**TO BE DONE**
Give the number of lines in this listing that contain the word "Sisseton", and nothing else.

**DATA FOR THE TASK**
※ ※ ※

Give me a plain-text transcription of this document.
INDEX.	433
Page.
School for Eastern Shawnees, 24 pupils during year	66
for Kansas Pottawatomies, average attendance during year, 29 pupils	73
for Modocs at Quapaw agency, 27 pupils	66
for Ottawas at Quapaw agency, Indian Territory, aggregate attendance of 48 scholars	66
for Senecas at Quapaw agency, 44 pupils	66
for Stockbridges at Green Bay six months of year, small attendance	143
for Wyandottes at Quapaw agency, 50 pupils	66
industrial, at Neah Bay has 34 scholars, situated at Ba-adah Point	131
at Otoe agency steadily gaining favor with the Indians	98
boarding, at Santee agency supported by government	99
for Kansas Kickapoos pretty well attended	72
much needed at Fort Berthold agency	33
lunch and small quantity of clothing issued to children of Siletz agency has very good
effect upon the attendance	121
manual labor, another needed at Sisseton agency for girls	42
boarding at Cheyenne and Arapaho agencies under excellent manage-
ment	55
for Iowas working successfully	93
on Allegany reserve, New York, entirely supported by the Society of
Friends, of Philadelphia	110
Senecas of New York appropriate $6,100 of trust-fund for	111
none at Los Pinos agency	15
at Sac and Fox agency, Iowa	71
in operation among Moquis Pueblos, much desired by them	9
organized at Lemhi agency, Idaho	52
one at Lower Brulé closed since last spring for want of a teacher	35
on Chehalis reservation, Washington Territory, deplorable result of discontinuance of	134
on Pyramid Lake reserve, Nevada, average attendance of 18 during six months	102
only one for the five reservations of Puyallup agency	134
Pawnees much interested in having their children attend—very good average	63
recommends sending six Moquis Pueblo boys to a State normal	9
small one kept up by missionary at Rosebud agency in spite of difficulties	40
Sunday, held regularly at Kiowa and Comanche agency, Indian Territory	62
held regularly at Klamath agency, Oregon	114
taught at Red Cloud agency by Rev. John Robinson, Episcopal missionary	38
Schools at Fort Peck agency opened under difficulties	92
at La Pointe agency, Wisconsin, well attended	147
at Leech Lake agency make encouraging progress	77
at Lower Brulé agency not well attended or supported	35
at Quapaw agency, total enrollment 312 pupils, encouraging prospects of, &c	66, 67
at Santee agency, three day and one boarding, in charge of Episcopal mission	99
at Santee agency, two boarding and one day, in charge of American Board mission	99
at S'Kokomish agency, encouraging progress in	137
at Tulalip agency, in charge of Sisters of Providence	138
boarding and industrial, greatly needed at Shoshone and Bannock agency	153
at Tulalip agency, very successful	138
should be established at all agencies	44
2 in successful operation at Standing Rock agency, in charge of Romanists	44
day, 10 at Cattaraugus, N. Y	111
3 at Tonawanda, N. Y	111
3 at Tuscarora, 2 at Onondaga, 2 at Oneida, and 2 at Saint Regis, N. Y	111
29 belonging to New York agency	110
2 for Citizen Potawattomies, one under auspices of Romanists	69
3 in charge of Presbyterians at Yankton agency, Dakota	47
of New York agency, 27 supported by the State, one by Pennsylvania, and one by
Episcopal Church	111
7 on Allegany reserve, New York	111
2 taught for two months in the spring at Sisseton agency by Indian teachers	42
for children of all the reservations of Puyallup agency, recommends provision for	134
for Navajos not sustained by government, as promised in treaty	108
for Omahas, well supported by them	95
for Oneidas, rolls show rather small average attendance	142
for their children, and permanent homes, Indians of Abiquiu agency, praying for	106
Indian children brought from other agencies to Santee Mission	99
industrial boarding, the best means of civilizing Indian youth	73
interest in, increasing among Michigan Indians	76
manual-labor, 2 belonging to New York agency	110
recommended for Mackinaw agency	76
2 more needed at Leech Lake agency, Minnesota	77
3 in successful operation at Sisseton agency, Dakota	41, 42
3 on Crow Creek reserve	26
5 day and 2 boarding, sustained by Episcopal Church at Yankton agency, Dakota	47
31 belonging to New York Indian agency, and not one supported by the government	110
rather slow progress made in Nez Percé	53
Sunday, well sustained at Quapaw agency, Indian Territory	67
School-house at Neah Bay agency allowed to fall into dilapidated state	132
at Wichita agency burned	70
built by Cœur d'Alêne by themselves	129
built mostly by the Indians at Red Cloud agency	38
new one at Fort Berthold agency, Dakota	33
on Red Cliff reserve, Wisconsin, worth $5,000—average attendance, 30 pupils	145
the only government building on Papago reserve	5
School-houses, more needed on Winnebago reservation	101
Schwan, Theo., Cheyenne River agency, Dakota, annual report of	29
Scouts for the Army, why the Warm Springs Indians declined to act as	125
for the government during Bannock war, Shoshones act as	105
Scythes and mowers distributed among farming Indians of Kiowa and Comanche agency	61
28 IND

※ ※ ※

**SOLUTION TO THE PROBLEM**
3